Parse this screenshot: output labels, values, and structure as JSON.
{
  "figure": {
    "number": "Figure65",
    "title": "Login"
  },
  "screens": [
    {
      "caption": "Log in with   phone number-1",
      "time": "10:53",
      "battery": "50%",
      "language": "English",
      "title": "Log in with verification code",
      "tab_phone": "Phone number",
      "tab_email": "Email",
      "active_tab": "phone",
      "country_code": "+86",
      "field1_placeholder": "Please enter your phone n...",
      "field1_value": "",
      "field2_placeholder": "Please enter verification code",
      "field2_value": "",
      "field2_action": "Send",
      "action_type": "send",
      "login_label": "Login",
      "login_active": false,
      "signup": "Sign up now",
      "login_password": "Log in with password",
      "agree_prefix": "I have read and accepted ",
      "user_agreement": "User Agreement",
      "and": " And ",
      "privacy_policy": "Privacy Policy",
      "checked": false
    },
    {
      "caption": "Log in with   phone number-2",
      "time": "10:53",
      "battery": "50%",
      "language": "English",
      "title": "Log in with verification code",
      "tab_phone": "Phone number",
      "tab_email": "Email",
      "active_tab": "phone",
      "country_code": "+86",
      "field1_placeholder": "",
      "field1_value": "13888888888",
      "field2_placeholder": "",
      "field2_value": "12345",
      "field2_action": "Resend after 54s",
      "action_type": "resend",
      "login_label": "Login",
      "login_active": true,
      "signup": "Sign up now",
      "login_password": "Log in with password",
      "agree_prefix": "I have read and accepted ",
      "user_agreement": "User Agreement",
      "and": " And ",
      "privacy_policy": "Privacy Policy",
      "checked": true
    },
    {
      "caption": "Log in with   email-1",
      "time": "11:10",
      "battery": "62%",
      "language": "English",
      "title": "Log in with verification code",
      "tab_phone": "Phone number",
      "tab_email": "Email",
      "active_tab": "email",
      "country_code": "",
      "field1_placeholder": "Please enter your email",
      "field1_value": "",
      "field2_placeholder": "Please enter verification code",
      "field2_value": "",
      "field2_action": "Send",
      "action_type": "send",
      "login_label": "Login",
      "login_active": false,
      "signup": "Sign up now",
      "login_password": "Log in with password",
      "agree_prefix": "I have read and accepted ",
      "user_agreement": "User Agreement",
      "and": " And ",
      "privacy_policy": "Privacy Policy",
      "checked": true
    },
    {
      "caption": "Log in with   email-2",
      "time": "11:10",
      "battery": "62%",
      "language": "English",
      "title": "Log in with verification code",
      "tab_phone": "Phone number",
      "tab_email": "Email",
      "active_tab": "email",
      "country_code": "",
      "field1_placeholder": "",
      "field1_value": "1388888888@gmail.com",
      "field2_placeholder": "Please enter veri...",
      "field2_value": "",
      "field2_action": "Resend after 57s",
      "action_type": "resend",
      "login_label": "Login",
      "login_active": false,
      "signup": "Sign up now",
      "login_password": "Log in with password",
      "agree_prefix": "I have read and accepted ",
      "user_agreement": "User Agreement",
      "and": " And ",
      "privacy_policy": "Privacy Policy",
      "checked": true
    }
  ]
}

**TASK DETAILS**
Repeat all the records. Match each line exactly.

**ANSWER IN FULL**
Parse this screenshot: output labels, values, and structure as JSON.
{
  "figure": {
    "number": "Figure65",
    "title": "Login"
  },
  "screens": [
    {
      "caption": "Log in with   phone number-1",
      "time": "10:53",
      "battery": "50%",
      "language": "English",
      "title": "Log in with verification code",
      "tab_phone": "Phone number",
      "tab_email": "Email",
      "active_tab": "phone",
      "country_code": "+86",
      "field1_placeholder": "Please enter your phone n...",
      "field1_value": "",
      "field2_placeholder": "Please enter verification code",
      "field2_value": "",
      "field2_action": "Send",
      "action_type": "send",
      "login_label": "Login",
      "login_active": false,
      "signup": "Sign up now",
      "login_password": "Log in with password",
      "agree_prefix": "I have read and accepted ",
      "user_agreement": "User Agreement",
      "and": " And ",
      "privacy_policy": "Privacy Policy",
      "checked": false
    },
    {
      "caption": "Log in with   phone number-2",
      "time": "10:53",
      "battery": "50%",
      "language": "English",
      "title": "Log in with verification code",
      "tab_phone": "Phone number",
      "tab_email": "Email",
      "active_tab": "phone",
      "country_code": "+86",
      "field1_placeholder": "",
      "field1_value": "13888888888",
      "field2_placeholder": "",
      "field2_value": "12345",
      "field2_action": "Resend after 54s",
      "action_type": "resend",
      "login_label": "Login",
      "login_active": true,
      "signup": "Sign up now",
      "login_password": "Log in with password",
      "agree_prefix": "I have read and accepted ",
      "user_agreement": "User Agreement",
      "and": " And ",
      "privacy_policy": "Privacy Policy",
      "checked": true
    },
    {
      "caption": "Log in with   email-1",
      "time": "11:10",
      "battery": "62%",
      "language": "English",
      "title": "Log in with verification code",
      "tab_phone": "Phone number",
      "tab_email": "Email",
      "active_tab": "email",
      "country_code": "",
      "field1_placeholder": "Please enter your email",
      "field1_value": "",
      "field2_placeholder": "Please enter verification code",
      "field2_value": "",
      "field2_action": "Send",
      "action_type": "send",
      "login_label": "Login",
      "login_active": false,
      "signup": "Sign up now",
      "login_password": "Log in with password",
      "agree_prefix": "I have read and accepted ",
      "user_agreement": "User Agreement",
      "and": " And ",
      "privacy_policy": "Privacy Policy",
      "checked": true
    },
    {
      "caption": "Log in with   email-2",
      "time": "11:10",
      "battery": "62%",
      "language": "English",
      "title": "Log in with verification code",
      "tab_phone": "Phone number",
      "tab_email": "Email",
      "active_tab": "email",
      "country_code": "",
      "field1_placeholder": "",
      "field1_value": "1388888888@gmail.com",
      "field2_placeholder": "Please enter veri...",
      "field2_value": "",
      "field2_action": "Resend after 57s",
      "action_type": "resend",
      "login_label": "Login",
      "login_active": false,
      "signup": "Sign up now",
      "login_password": "Log in with password",
      "agree_prefix": "I have read and accepted ",
      "user_agreement": "User Agreement",
      "and": " And ",
      "privacy_policy": "Privacy Policy",
      "checked": true
    }
  ]
}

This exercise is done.